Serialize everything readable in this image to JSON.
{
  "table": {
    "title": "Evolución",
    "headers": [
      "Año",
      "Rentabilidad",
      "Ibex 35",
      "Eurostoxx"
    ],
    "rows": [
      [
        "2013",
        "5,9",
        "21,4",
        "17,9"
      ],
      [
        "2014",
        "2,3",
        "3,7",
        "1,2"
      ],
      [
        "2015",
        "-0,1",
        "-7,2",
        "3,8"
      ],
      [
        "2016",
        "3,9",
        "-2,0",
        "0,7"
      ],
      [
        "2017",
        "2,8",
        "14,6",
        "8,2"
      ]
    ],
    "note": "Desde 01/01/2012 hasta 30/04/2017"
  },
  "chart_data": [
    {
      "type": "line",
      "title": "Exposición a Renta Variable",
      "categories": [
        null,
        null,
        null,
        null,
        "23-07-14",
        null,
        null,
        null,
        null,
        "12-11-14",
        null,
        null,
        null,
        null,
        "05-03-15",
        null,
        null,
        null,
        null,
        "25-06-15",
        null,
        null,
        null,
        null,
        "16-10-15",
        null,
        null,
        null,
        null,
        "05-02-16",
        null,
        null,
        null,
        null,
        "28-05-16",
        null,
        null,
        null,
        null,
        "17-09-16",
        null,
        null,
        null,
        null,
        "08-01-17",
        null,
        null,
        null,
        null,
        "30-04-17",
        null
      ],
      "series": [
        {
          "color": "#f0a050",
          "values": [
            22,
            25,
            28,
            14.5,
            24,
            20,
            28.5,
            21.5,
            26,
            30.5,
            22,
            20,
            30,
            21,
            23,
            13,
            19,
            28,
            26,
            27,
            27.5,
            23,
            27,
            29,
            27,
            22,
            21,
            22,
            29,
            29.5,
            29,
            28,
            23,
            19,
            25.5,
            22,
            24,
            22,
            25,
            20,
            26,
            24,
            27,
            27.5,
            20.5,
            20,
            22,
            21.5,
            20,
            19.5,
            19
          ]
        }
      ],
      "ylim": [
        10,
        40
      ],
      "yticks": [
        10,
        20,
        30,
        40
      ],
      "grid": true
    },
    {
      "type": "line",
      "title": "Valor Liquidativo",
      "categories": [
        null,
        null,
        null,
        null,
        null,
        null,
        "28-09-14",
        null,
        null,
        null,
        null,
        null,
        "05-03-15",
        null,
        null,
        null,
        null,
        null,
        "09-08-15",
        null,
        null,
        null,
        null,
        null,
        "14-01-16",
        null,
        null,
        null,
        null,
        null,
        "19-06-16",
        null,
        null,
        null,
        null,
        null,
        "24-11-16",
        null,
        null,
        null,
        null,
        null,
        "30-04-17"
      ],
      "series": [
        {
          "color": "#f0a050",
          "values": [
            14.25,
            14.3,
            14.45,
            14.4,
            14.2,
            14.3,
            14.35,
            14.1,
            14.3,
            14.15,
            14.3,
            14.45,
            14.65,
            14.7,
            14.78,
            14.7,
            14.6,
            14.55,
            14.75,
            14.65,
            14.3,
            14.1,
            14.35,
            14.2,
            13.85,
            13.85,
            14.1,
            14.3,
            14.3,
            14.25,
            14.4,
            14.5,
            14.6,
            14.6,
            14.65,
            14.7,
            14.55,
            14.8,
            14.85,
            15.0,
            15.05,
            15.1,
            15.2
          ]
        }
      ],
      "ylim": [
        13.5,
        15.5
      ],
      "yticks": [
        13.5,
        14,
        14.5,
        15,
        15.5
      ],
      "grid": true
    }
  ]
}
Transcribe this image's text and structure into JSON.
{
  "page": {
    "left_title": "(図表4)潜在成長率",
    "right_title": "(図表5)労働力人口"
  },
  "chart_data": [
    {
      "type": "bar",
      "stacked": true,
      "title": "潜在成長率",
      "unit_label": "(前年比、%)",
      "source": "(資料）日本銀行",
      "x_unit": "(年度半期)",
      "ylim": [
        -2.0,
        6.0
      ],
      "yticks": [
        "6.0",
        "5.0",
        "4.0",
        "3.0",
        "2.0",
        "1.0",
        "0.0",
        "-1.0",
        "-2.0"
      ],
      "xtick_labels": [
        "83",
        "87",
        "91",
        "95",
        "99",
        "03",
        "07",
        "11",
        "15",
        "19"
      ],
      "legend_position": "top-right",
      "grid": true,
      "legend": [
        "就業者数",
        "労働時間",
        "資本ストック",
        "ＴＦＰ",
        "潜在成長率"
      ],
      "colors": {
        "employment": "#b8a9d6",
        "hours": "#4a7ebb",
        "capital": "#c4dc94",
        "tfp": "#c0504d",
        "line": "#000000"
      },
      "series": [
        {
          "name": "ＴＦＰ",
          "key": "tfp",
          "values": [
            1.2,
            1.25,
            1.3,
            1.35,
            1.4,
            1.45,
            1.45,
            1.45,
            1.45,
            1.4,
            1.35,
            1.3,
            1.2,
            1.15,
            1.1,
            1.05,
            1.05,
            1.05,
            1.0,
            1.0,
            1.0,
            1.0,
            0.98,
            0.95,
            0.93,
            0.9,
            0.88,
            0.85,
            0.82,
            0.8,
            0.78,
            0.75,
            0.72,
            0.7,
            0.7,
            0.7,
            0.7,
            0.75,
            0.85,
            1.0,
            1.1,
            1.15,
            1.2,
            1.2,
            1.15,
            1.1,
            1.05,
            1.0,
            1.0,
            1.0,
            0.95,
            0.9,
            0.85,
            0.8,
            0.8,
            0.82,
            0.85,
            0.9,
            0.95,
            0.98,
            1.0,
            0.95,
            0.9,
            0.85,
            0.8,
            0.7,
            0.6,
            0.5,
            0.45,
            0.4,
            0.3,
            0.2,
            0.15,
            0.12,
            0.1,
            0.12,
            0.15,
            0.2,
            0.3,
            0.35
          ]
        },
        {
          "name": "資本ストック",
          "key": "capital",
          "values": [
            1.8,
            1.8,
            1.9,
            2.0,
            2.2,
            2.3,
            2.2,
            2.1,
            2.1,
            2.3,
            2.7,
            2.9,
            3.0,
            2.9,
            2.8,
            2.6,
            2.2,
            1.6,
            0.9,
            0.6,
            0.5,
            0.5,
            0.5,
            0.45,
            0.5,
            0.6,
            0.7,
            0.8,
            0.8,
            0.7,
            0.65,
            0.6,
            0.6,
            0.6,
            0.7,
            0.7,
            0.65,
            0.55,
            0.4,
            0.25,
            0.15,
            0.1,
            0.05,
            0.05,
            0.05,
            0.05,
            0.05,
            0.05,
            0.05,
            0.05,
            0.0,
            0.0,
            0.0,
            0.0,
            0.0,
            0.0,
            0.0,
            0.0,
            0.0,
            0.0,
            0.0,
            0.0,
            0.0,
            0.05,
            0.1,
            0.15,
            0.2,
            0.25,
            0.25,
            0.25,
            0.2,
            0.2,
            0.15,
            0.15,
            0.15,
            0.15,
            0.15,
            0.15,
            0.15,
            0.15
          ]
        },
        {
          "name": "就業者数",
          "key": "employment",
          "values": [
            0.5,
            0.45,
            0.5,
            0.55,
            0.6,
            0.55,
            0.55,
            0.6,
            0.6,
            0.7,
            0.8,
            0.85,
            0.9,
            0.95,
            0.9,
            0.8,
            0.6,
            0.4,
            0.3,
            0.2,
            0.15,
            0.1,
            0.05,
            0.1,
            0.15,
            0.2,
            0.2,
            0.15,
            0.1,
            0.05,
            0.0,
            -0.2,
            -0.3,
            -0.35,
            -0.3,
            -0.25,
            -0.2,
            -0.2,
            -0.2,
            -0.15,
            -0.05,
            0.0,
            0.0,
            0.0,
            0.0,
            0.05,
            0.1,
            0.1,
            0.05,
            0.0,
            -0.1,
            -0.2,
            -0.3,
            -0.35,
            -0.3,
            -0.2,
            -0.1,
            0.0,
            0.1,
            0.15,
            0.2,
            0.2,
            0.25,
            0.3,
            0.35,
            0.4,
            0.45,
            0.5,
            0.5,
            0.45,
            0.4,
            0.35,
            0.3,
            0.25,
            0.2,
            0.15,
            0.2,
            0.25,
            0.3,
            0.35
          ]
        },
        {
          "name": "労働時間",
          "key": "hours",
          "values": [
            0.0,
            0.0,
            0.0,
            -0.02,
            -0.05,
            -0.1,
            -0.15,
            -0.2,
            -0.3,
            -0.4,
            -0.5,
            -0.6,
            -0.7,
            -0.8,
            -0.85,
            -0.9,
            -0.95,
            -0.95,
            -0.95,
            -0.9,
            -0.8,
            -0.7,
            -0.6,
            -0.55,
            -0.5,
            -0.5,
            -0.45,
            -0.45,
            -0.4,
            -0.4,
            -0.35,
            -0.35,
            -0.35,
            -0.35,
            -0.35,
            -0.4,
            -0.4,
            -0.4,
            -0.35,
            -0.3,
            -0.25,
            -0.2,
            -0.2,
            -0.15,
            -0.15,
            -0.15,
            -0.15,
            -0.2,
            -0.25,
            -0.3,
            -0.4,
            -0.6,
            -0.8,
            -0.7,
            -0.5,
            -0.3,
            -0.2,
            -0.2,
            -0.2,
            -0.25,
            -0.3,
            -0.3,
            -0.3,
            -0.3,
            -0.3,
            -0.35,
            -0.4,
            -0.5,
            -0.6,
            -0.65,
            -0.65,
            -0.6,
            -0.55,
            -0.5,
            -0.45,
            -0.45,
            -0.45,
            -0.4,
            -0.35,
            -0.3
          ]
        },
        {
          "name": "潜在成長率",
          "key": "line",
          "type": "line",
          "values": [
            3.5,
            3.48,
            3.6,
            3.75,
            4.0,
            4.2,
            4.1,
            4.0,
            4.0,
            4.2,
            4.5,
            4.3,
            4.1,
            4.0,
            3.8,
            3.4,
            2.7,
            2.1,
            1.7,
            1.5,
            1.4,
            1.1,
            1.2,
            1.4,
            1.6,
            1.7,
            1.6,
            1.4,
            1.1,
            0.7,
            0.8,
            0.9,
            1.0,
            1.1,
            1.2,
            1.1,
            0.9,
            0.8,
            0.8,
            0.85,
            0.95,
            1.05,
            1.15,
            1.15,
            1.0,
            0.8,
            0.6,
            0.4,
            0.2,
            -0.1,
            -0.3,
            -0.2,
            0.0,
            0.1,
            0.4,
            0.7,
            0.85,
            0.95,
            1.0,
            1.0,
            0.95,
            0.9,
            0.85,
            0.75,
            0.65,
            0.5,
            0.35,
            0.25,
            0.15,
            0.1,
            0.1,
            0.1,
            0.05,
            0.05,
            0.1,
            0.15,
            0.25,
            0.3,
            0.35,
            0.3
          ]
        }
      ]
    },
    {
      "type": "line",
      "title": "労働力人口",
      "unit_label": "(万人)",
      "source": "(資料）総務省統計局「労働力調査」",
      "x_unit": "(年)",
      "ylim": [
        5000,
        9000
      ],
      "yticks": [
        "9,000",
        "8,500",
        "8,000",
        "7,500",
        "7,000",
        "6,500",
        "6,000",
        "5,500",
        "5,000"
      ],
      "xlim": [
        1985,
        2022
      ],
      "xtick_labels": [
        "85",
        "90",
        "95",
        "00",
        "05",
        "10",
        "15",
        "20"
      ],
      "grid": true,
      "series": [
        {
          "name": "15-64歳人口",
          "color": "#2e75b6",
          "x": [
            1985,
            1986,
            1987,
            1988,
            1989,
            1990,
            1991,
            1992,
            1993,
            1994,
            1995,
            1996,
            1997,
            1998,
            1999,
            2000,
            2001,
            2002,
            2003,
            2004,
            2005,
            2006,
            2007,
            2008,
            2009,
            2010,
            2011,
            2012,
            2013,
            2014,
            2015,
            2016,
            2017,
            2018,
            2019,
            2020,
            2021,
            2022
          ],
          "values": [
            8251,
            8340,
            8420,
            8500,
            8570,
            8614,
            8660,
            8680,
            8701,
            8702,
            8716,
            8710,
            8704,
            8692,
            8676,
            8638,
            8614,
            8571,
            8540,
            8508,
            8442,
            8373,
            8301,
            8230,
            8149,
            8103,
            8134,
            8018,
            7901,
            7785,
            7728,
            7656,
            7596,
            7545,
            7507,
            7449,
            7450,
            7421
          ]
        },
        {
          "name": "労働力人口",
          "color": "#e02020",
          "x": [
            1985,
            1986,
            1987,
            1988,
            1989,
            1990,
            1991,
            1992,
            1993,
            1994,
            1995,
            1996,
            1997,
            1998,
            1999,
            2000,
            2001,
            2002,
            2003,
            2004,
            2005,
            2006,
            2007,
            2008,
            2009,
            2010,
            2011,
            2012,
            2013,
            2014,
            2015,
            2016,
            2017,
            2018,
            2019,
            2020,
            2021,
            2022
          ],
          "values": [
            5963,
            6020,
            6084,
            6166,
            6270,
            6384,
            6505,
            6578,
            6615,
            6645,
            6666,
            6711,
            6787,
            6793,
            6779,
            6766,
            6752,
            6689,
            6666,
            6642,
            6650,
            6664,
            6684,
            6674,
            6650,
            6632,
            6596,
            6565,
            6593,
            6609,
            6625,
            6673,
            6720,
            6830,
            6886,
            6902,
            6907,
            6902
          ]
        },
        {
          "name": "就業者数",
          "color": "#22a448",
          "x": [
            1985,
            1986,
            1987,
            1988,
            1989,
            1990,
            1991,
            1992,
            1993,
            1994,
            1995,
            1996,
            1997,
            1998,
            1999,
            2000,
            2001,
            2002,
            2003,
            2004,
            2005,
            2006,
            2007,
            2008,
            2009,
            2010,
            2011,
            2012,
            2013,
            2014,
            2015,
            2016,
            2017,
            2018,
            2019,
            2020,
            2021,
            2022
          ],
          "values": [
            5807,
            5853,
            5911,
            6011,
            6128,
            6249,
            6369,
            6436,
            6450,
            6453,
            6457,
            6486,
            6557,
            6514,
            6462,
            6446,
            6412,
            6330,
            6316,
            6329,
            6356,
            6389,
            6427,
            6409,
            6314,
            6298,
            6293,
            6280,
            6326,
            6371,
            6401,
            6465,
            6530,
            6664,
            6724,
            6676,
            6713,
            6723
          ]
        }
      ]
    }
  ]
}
----
*What the exercise asks:* Show all lines in the entries above where the word "労働力人口" appears.

*Exercise output:*
    "right_title": "(図表5)労働力人口"
      "title": "労働力人口",
          "name": "労働力人口",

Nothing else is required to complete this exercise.